Stored data entries
+ + + + +

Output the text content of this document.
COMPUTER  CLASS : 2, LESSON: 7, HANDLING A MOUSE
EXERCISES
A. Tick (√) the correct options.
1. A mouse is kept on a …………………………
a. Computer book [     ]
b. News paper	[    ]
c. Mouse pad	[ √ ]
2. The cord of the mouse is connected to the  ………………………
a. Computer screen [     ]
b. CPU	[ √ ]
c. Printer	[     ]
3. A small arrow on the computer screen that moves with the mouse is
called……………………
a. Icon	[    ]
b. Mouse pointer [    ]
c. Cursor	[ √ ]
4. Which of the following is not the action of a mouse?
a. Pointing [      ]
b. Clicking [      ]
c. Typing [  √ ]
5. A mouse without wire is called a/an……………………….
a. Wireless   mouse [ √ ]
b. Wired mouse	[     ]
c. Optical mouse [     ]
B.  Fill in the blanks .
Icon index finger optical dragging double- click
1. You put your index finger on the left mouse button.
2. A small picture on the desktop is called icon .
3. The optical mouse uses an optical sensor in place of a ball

+ + + + +

Brief: Repeat the material above in full, keeping every word.

Task answer:
Output the text content of this document.
COMPUTER  CLASS : 2, LESSON: 7, HANDLING A MOUSE
EXERCISES
A. Tick (√) the correct options.
1. A mouse is kept on a …………………………
a. Computer book [     ]
b. News paper	[    ]
c. Mouse pad	[ √ ]
2. The cord of the mouse is connected to the  ………………………
a. Computer screen [     ]
b. CPU	[ √ ]
c. Printer	[     ]
3. A small arrow on the computer screen that moves with the mouse is
called……………………
a. Icon	[    ]
b. Mouse pointer [    ]
c. Cursor	[ √ ]
4. Which of the following is not the action of a mouse?
a. Pointing [      ]
b. Clicking [      ]
c. Typing [  √ ]
5. A mouse without wire is called a/an……………………….
a. Wireless   mouse [ √ ]
b. Wired mouse	[     ]
c. Optical mouse [     ]
B.  Fill in the blanks .
Icon index finger optical dragging double- click
1. You put your index finger on the left mouse button.
2. A small picture on the desktop is called icon .
3. The optical mouse uses an optical sensor in place of a ball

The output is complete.